[Collected data entries]
-- start --

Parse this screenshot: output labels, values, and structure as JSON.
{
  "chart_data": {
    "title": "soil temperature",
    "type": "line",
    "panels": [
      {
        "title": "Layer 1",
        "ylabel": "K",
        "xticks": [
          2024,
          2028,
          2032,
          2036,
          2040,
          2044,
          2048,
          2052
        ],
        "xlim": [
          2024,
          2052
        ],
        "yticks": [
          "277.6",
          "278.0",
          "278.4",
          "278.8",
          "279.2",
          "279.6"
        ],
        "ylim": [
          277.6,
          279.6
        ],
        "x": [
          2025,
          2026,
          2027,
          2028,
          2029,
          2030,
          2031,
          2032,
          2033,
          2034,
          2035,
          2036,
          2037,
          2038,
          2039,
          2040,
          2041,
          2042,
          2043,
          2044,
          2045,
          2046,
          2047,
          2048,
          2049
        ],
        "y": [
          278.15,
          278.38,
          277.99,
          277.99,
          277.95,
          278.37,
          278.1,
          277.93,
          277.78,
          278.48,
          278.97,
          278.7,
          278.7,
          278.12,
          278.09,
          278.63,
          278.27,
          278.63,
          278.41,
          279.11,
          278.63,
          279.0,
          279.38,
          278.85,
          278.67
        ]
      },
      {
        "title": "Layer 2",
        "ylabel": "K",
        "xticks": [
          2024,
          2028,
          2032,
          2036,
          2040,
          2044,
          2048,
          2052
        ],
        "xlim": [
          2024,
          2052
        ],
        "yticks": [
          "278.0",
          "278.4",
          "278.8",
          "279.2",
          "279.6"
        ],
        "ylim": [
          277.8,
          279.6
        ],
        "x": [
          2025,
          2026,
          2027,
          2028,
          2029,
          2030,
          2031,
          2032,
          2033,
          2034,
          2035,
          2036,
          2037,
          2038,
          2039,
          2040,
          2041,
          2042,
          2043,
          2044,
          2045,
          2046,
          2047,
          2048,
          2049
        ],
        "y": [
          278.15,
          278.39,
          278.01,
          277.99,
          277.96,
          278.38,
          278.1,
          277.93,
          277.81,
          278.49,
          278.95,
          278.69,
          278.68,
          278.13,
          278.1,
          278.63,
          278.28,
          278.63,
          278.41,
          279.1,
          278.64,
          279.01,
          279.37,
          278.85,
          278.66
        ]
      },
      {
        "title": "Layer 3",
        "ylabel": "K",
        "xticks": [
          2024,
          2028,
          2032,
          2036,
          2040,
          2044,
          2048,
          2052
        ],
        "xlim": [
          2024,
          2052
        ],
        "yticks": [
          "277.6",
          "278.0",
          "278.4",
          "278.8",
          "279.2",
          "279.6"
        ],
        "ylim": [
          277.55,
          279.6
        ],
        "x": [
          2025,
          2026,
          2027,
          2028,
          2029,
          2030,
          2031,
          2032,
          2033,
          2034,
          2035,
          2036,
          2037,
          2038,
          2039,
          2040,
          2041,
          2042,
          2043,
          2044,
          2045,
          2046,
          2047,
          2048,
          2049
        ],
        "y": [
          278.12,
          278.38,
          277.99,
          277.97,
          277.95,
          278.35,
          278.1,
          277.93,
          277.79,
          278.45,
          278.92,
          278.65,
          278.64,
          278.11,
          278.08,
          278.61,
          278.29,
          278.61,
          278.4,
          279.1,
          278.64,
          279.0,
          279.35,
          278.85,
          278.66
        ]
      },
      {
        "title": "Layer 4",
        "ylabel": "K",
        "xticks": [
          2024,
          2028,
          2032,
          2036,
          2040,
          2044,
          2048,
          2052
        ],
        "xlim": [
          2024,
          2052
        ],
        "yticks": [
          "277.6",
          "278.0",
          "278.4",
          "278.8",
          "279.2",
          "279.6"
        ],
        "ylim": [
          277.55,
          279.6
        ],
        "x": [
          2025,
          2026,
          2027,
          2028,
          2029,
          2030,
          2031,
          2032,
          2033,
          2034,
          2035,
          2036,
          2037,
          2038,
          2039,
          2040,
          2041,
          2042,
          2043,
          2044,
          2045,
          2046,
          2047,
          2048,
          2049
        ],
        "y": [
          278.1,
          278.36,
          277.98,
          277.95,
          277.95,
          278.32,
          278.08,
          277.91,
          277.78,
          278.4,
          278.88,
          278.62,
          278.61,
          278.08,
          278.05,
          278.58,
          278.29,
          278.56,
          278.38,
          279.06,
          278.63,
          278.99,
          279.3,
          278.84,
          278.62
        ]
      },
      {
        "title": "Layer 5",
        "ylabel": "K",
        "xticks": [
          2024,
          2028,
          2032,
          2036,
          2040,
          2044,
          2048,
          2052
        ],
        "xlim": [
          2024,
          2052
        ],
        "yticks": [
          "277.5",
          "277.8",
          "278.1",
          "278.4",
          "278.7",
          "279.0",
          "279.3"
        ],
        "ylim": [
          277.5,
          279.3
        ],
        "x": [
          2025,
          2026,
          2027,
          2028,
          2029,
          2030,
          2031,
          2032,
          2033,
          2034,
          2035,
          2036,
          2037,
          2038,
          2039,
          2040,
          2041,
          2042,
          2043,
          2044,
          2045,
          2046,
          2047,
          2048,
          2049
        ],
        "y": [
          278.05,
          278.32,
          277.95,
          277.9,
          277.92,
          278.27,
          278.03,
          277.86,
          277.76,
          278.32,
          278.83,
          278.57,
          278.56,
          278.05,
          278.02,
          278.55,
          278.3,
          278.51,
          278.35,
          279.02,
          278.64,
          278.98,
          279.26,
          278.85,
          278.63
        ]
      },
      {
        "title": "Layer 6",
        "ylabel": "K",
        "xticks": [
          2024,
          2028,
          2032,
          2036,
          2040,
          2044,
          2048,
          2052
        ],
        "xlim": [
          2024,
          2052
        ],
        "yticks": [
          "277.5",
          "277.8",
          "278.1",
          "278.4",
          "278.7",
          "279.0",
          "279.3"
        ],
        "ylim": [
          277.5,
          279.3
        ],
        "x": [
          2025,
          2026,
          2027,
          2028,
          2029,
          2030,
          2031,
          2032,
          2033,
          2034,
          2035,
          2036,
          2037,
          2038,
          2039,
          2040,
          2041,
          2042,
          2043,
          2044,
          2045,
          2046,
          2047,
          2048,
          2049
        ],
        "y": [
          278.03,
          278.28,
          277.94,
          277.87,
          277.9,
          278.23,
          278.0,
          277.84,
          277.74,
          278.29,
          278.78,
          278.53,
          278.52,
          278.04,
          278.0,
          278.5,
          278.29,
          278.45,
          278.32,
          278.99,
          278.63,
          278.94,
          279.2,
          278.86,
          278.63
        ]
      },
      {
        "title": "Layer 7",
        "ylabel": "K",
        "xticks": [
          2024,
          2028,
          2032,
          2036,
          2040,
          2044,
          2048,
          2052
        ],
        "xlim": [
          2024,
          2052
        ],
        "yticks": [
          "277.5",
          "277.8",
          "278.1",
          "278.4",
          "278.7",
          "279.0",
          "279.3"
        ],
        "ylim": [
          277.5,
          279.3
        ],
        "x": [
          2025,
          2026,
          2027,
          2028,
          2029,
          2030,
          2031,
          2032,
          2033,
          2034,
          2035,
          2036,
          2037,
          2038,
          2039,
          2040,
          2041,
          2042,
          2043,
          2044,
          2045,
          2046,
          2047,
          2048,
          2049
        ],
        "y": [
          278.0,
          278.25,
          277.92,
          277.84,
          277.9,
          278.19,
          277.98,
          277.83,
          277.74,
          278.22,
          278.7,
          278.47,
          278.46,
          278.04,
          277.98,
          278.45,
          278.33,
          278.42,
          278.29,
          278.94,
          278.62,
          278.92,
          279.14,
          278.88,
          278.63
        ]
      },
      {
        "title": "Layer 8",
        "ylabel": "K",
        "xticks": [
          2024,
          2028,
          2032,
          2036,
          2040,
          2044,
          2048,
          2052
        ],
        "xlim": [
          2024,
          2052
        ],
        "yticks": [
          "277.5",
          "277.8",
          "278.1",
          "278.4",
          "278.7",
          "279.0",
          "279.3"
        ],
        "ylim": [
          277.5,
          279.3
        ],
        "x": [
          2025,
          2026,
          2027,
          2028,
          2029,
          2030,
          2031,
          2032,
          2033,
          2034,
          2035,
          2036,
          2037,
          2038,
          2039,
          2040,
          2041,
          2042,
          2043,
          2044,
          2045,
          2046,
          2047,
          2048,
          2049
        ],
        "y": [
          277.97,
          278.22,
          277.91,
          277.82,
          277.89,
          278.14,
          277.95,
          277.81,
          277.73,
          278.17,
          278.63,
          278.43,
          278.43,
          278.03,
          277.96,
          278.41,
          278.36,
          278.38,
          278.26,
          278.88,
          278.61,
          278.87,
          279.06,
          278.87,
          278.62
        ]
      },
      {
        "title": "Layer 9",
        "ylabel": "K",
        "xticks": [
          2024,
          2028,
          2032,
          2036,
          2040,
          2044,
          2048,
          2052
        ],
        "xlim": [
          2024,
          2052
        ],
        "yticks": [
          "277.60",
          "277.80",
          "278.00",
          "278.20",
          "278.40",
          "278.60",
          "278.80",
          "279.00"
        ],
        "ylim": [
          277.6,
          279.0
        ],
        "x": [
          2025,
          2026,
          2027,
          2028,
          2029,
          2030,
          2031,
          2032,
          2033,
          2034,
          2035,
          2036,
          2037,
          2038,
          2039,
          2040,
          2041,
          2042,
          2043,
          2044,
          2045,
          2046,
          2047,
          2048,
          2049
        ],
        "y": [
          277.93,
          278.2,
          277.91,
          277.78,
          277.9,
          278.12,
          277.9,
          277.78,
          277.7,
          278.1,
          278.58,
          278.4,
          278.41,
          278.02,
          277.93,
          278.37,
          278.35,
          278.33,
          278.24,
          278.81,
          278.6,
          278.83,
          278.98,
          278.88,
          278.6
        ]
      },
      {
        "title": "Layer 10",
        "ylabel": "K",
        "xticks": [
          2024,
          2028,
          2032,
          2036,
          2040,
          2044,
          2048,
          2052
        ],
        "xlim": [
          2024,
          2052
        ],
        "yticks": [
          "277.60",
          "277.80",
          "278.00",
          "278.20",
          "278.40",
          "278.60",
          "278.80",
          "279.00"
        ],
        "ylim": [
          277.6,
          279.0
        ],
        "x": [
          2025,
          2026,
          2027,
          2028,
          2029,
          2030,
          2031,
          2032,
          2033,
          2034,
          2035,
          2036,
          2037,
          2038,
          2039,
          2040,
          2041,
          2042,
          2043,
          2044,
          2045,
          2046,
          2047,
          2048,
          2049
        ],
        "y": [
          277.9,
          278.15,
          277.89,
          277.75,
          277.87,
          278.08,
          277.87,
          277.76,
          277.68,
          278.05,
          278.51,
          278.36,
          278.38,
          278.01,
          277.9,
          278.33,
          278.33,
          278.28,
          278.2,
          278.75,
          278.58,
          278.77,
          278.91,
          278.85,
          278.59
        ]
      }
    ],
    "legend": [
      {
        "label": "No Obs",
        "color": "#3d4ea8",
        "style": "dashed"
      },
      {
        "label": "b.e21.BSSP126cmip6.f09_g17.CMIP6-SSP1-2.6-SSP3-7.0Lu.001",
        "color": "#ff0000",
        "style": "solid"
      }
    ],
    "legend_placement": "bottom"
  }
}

-- end --

◆ Problem requirements ◆
Copy out each line of the listing that holds "title".

◆ Right answer ◆
    "title": "soil temperature",
        "title": "Layer 1",
        "title": "Layer 2",
        "title": "Layer 3",
        "title": "Layer 4",
        "title": "Layer 5",
        "title": "Layer 6",
        "title": "Layer 7",
        "title": "Layer 8",
        "title": "Layer 9",
        "title": "Layer 10",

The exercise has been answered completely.